Dataset rows
::::::::

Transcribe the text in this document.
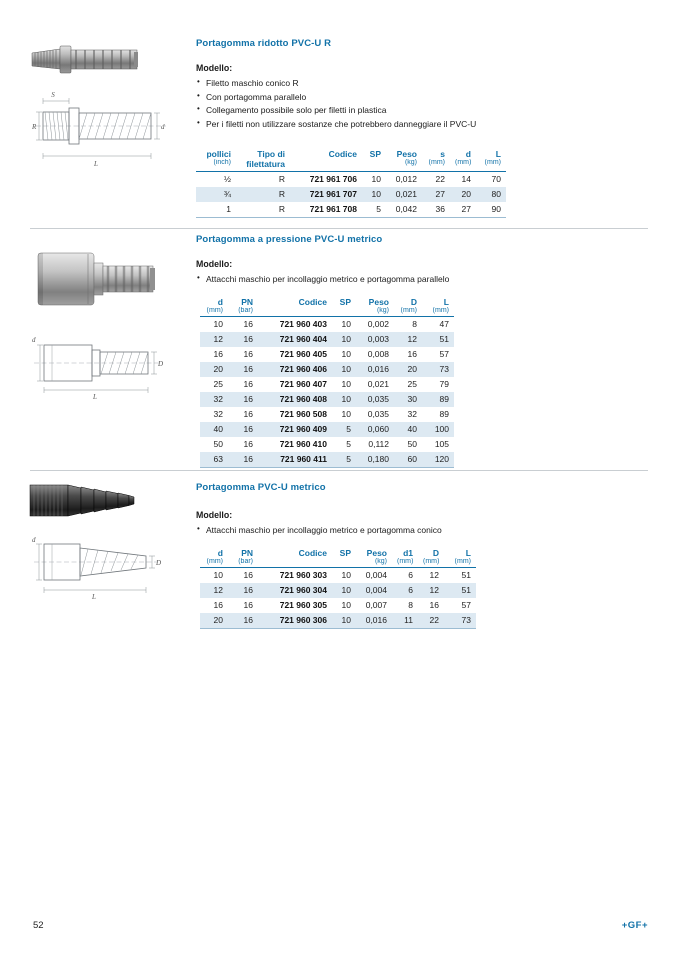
S
R	d
L
Portagomma ridotto PVC-U R
Modello:
• Filetto maschio conico R
• Con portagomma parallelo
• Collegamento possibile solo per filetti in plastica
• Per i filetti non utilizzare sostanze che potrebbero danneggiare il PVC-U
pollici	Tipo di	Codice	SP	Peso	s	d	L
(inch)	filettatura			(kg)	(mm)	(mm)	(mm)
½	R	721 961 706	10	0,012	22	14	70
¾	R	721 961 707	10	0,021	27	20	80
1	R	721 961 708	5	0,042	36	27	90
d
D
L
Portagomma a pressione PVC-U metrico
Modello:
• Attacchi maschio per incollaggio metrico e portagomma parallelo
d	PN	Codice	SP	Peso	D	L
(mm)	(bar)			(kg)	(mm)	(mm)
10	16	721 960 403	10	0,002	8	47
12	16	721 960 404	10	0,003	12	51
16	16	721 960 405	10	0,008	16	57
20	16	721 960 406	10	0,016	20	73
25	16	721 960 407	10	0,021	25	79
32	16	721 960 408	10	0,035	30	89
32	16	721 960 508	10	0,035	32	89
40	16	721 960 409	5	0,060	40	100
50	16	721 960 410	5	0,112	50	105
63	16	721 960 411	5	0,180	60	120
d
D
L
Portagomma PVC-U metrico
Modello:
• Attacchi maschio per incollaggio metrico e portagomma conico
d	PN	Codice	SP	Peso	d1	D	L
(mm)	(bar)			(kg)	(mm)	(mm)	(mm)
10	16	721 960 303	10	0,004	6	12	51
12	16	721 960 304	10	0,004	6	12	51
16	16	721 960 305	10	0,007	8	16	57
20	16	721 960 306	10	0,016	11	22	73
52	+GF+
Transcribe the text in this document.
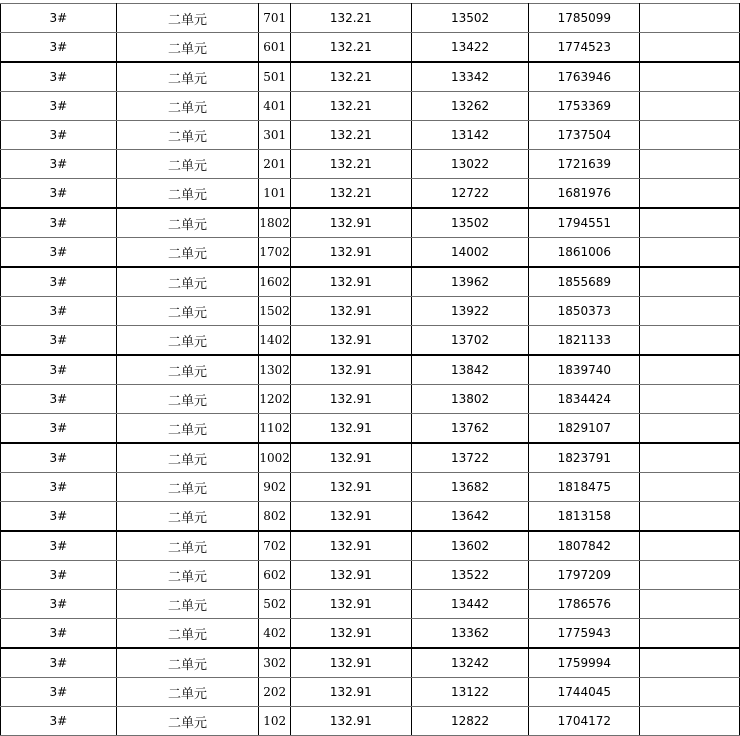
3#	二单元	701	132.21	13502	1785099	
3#	二单元	601	132.21	13422	1774523	
3#	二单元	501	132.21	13342	1763946	
3#	二单元	401	132.21	13262	1753369	
3#	二单元	301	132.21	13142	1737504	
3#	二单元	201	132.21	13022	1721639	
3#	二单元	101	132.21	12722	1681976	
3#	二单元	1802	132.91	13502	1794551	
3#	二单元	1702	132.91	14002	1861006	
3#	二单元	1602	132.91	13962	1855689	
3#	二单元	1502	132.91	13922	1850373	
3#	二单元	1402	132.91	13702	1821133	
3#	二单元	1302	132.91	13842	1839740	
3#	二单元	1202	132.91	13802	1834424	
3#	二单元	1102	132.91	13762	1829107	
3#	二单元	1002	132.91	13722	1823791	
3#	二单元	902	132.91	13682	1818475	
3#	二单元	802	132.91	13642	1813158	
3#	二单元	702	132.91	13602	1807842	
3#	二单元	602	132.91	13522	1797209	
3#	二单元	502	132.91	13442	1786576	
3#	二单元	402	132.91	13362	1775943	
3#	二单元	302	132.91	13242	1759994	
3#	二单元	202	132.91	13122	1744045	
3#	二单元	102	132.91	12822	1704172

::::::::

• [DO THIS]: In the data above, how many lines contain the string "filetti"? Answer with the number only.

• [REPLY TO THE TASK]: 2